### The task
Please print the full listing exactly.

(Extracted records)

────────

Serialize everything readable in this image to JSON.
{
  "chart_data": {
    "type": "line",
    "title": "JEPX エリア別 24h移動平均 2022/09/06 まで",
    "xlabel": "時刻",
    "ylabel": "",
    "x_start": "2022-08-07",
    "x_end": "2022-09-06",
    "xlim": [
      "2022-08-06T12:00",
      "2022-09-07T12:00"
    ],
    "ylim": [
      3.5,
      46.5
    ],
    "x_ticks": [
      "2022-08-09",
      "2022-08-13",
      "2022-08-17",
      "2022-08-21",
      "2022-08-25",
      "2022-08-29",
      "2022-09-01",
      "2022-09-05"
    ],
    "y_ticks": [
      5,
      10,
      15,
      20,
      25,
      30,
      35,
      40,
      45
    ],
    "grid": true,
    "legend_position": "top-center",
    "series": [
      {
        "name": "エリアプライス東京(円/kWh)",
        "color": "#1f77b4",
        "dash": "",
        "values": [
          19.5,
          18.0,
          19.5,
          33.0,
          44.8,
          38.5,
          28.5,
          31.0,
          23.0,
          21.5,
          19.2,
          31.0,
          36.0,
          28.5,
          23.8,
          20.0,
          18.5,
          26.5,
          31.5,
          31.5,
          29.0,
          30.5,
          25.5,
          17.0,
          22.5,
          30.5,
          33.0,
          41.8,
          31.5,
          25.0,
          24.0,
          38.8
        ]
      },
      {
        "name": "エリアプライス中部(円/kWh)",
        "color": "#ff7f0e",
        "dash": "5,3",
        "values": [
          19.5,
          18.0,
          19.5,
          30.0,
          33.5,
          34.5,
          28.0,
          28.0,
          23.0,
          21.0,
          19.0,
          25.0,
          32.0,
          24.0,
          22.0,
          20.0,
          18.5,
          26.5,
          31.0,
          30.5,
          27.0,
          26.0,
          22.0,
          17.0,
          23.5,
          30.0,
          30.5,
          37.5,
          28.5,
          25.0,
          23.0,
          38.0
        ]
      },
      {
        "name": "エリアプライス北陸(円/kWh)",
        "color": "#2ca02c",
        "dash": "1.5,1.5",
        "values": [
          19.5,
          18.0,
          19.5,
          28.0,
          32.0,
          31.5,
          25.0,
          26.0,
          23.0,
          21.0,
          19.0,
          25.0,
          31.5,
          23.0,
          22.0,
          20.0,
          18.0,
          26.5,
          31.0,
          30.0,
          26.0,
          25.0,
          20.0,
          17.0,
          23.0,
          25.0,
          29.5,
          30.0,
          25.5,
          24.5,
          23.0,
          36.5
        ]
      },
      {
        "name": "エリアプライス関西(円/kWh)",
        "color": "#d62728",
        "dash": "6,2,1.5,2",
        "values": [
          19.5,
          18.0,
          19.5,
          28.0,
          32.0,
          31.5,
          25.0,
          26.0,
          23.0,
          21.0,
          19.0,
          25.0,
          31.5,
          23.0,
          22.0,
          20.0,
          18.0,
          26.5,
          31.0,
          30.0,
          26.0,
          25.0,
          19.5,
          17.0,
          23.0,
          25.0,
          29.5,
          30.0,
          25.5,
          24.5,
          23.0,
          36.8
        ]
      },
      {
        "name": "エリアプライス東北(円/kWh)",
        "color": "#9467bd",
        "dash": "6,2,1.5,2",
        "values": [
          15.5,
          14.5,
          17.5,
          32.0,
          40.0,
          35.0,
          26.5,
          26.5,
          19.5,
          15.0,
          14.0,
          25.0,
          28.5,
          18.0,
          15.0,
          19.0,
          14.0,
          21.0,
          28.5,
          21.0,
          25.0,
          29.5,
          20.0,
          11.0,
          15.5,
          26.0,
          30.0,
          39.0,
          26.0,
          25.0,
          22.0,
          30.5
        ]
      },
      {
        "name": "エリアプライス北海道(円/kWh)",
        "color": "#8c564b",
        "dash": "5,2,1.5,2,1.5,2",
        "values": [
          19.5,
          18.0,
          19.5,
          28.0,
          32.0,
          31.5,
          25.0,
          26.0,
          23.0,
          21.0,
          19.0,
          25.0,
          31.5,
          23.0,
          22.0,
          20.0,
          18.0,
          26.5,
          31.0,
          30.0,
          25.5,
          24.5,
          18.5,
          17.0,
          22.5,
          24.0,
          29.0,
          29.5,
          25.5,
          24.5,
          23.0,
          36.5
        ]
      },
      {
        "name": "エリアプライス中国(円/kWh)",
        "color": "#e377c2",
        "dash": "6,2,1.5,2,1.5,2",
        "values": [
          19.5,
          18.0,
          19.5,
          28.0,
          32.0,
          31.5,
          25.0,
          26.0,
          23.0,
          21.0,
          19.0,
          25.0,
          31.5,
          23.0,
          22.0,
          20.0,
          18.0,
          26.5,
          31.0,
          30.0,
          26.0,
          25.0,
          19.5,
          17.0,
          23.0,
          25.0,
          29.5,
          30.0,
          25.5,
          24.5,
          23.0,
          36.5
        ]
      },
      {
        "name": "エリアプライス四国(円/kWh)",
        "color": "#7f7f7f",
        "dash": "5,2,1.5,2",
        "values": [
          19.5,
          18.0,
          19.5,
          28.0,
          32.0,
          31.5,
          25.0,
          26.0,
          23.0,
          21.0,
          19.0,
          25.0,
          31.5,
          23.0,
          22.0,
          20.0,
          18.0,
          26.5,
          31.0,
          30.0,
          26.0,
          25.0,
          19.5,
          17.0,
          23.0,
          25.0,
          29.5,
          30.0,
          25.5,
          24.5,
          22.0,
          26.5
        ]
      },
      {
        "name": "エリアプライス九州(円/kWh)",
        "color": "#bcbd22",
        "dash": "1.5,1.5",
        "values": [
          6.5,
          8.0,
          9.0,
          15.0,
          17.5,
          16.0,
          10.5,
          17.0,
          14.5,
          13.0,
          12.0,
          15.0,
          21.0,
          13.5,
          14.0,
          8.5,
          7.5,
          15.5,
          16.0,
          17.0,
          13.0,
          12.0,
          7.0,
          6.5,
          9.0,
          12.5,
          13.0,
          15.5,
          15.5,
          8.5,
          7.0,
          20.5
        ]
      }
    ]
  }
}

────────

### Exercise solution
Serialize everything readable in this image to JSON.
{
  "chart_data": {
    "type": "line",
    "title": "JEPX エリア別 24h移動平均 2022/09/06 まで",
    "xlabel": "時刻",
    "ylabel": "",
    "x_start": "2022-08-07",
    "x_end": "2022-09-06",
    "xlim": [
      "2022-08-06T12:00",
      "2022-09-07T12:00"
    ],
    "ylim": [
      3.5,
      46.5
    ],
    "x_ticks": [
      "2022-08-09",
      "2022-08-13",
      "2022-08-17",
      "2022-08-21",
      "2022-08-25",
      "2022-08-29",
      "2022-09-01",
      "2022-09-05"
    ],
    "y_ticks": [
      5,
      10,
      15,
      20,
      25,
      30,
      35,
      40,
      45
    ],
    "grid": true,
    "legend_position": "top-center",
    "series": [
      {
        "name": "エリアプライス東京(円/kWh)",
        "color": "#1f77b4",
        "dash": "",
        "values": [
          19.5,
          18.0,
          19.5,
          33.0,
          44.8,
          38.5,
          28.5,
          31.0,
          23.0,
          21.5,
          19.2,
          31.0,
          36.0,
          28.5,
          23.8,
          20.0,
          18.5,
          26.5,
          31.5,
          31.5,
          29.0,
          30.5,
          25.5,
          17.0,
          22.5,
          30.5,
          33.0,
          41.8,
          31.5,
          25.0,
          24.0,
          38.8
        ]
      },
      {
        "name": "エリアプライス中部(円/kWh)",
        "color": "#ff7f0e",
        "dash": "5,3",
        "values": [
          19.5,
          18.0,
          19.5,
          30.0,
          33.5,
          34.5,
          28.0,
          28.0,
          23.0,
          21.0,
          19.0,
          25.0,
          32.0,
          24.0,
          22.0,
          20.0,
          18.5,
          26.5,
          31.0,
          30.5,
          27.0,
          26.0,
          22.0,
          17.0,
          23.5,
          30.0,
          30.5,
          37.5,
          28.5,
          25.0,
          23.0,
          38.0
        ]
      },
      {
        "name": "エリアプライス北陸(円/kWh)",
        "color": "#2ca02c",
        "dash": "1.5,1.5",
        "values": [
          19.5,
          18.0,
          19.5,
          28.0,
          32.0,
          31.5,
          25.0,
          26.0,
          23.0,
          21.0,
          19.0,
          25.0,
          31.5,
          23.0,
          22.0,
          20.0,
          18.0,
          26.5,
          31.0,
          30.0,
          26.0,
          25.0,
          20.0,
          17.0,
          23.0,
          25.0,
          29.5,
          30.0,
          25.5,
          24.5,
          23.0,
          36.5
        ]
      },
      {
        "name": "エリアプライス関西(円/kWh)",
        "color": "#d62728",
        "dash": "6,2,1.5,2",
        "values": [
          19.5,
          18.0,
          19.5,
          28.0,
          32.0,
          31.5,
          25.0,
          26.0,
          23.0,
          21.0,
          19.0,
          25.0,
          31.5,
          23.0,
          22.0,
          20.0,
          18.0,
          26.5,
          31.0,
          30.0,
          26.0,
          25.0,
          19.5,
          17.0,
          23.0,
          25.0,
          29.5,
          30.0,
          25.5,
          24.5,
          23.0,
          36.8
        ]
      },
      {
        "name": "エリアプライス東北(円/kWh)",
        "color": "#9467bd",
        "dash": "6,2,1.5,2",
        "values": [
          15.5,
          14.5,
          17.5,
          32.0,
          40.0,
          35.0,
          26.5,
          26.5,
          19.5,
          15.0,
          14.0,
          25.0,
          28.5,
          18.0,
          15.0,
          19.0,
          14.0,
          21.0,
          28.5,
          21.0,
          25.0,
          29.5,
          20.0,
          11.0,
          15.5,
          26.0,
          30.0,
          39.0,
          26.0,
          25.0,
          22.0,
          30.5
        ]
      },
      {
        "name": "エリアプライス北海道(円/kWh)",
        "color": "#8c564b",
        "dash": "5,2,1.5,2,1.5,2",
        "values": [
          19.5,
          18.0,
          19.5,
          28.0,
          32.0,
          31.5,
          25.0,
          26.0,
          23.0,
          21.0,
          19.0,
          25.0,
          31.5,
          23.0,
          22.0,
          20.0,
          18.0,
          26.5,
          31.0,
          30.0,
          25.5,
          24.5,
          18.5,
          17.0,
          22.5,
          24.0,
          29.0,
          29.5,
          25.5,
          24.5,
          23.0,
          36.5
        ]
      },
      {
        "name": "エリアプライス中国(円/kWh)",
        "color": "#e377c2",
        "dash": "6,2,1.5,2,1.5,2",
        "values": [
          19.5,
          18.0,
          19.5,
          28.0,
          32.0,
          31.5,
          25.0,
          26.0,
          23.0,
          21.0,
          19.0,
          25.0,
          31.5,
          23.0,
          22.0,
          20.0,
          18.0,
          26.5,
          31.0,
          30.0,
          26.0,
          25.0,
          19.5,
          17.0,
          23.0,
          25.0,
          29.5,
          30.0,
          25.5,
          24.5,
          23.0,
          36.5
        ]
      },
      {
        "name": "エリアプライス四国(円/kWh)",
        "color": "#7f7f7f",
        "dash": "5,2,1.5,2",
        "values": [
          19.5,
          18.0,
          19.5,
          28.0,
          32.0,
          31.5,
          25.0,
          26.0,
          23.0,
          21.0,
          19.0,
          25.0,
          31.5,
          23.0,
          22.0,
          20.0,
          18.0,
          26.5,
          31.0,
          30.0,
          26.0,
          25.0,
          19.5,
          17.0,
          23.0,
          25.0,
          29.5,
          30.0,
          25.5,
          24.5,
          22.0,
          26.5
        ]
      },
      {
        "name": "エリアプライス九州(円/kWh)",
        "color": "#bcbd22",
        "dash": "1.5,1.5",
        "values": [
          6.5,
          8.0,
          9.0,
          15.0,
          17.5,
          16.0,
          10.5,
          17.0,
          14.5,
          13.0,
          12.0,
          15.0,
          21.0,
          13.5,
          14.0,
          8.5,
          7.5,
          15.5,
          16.0,
          17.0,
          13.0,
          12.0,
          7.0,
          6.5,
          9.0,
          12.5,
          13.0,
          15.5,
          15.5,
          8.5,
          7.0,
          20.5
        ]
      }
    ]
  }
}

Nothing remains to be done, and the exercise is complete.